§ **What is asked**
Filter the entries, keeping every line with the word "color".

§ **Extracted data**
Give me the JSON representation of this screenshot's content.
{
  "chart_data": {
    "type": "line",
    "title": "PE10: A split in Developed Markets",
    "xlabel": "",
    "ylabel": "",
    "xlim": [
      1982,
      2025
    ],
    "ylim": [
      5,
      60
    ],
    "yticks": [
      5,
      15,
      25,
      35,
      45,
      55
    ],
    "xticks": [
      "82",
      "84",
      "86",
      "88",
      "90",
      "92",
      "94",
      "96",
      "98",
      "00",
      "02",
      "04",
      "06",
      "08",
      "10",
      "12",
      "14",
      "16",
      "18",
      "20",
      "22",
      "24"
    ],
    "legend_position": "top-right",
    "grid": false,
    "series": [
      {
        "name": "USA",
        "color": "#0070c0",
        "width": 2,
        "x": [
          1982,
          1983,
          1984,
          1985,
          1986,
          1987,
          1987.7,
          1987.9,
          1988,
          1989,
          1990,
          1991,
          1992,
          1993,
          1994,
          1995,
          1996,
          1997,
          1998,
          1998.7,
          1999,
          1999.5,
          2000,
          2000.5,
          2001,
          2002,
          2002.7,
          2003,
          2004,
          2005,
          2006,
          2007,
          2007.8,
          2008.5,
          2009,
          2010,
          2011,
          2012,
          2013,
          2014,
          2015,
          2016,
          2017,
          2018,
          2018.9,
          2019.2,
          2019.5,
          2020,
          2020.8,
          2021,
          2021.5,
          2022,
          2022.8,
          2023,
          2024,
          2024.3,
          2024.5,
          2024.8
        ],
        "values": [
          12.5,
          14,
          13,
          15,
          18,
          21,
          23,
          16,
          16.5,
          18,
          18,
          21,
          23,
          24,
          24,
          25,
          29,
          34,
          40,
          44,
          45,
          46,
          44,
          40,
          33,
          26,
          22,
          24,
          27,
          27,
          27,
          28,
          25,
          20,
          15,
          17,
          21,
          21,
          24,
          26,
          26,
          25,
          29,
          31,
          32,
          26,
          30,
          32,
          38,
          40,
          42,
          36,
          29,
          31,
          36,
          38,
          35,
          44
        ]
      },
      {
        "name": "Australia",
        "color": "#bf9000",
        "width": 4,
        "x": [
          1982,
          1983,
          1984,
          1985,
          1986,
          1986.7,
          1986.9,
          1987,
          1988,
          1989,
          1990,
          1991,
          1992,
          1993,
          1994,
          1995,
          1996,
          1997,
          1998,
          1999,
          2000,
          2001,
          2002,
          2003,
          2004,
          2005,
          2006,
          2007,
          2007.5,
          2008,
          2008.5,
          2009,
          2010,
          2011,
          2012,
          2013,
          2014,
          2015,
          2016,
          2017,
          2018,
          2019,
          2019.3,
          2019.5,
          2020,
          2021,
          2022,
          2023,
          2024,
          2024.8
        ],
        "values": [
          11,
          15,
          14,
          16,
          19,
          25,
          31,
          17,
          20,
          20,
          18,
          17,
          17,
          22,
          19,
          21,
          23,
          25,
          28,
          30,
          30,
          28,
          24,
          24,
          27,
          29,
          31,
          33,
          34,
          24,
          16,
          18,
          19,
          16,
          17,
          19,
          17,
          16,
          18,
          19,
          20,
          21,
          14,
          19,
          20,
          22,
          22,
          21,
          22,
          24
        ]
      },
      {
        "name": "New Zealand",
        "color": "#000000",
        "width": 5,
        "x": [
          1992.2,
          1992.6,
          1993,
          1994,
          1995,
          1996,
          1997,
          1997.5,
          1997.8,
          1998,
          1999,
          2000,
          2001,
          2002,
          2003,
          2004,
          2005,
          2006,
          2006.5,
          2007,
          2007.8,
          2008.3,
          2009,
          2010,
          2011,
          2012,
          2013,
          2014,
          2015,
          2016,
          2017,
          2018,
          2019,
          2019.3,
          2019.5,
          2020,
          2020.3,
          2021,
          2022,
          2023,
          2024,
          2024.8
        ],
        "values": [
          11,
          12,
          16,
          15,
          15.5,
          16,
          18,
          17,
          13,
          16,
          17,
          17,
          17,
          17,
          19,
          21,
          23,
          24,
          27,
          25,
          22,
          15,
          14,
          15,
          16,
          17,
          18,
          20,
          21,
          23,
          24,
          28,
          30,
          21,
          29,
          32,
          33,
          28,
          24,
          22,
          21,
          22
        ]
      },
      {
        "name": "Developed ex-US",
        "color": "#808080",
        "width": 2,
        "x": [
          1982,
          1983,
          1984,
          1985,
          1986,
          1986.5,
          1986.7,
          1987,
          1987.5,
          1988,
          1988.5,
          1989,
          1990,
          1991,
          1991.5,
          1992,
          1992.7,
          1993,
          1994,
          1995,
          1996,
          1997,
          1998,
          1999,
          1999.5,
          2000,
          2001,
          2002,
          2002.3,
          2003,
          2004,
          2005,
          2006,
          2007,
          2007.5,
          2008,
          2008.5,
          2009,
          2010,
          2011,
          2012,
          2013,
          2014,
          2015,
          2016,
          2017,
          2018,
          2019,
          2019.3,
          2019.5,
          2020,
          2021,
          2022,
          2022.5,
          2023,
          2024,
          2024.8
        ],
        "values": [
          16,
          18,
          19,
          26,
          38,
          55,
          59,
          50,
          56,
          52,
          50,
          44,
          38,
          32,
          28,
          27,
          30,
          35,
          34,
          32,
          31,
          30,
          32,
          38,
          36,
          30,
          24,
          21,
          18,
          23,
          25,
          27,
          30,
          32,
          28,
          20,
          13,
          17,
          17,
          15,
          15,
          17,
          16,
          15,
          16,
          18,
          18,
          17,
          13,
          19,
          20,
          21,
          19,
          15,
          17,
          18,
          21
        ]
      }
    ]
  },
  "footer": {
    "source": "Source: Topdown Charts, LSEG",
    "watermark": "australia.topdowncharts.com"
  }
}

§ **Complete response**
        "color": "#0070c0",
        "color": "#bf9000",
        "color": "#000000",
        "color": "#808080",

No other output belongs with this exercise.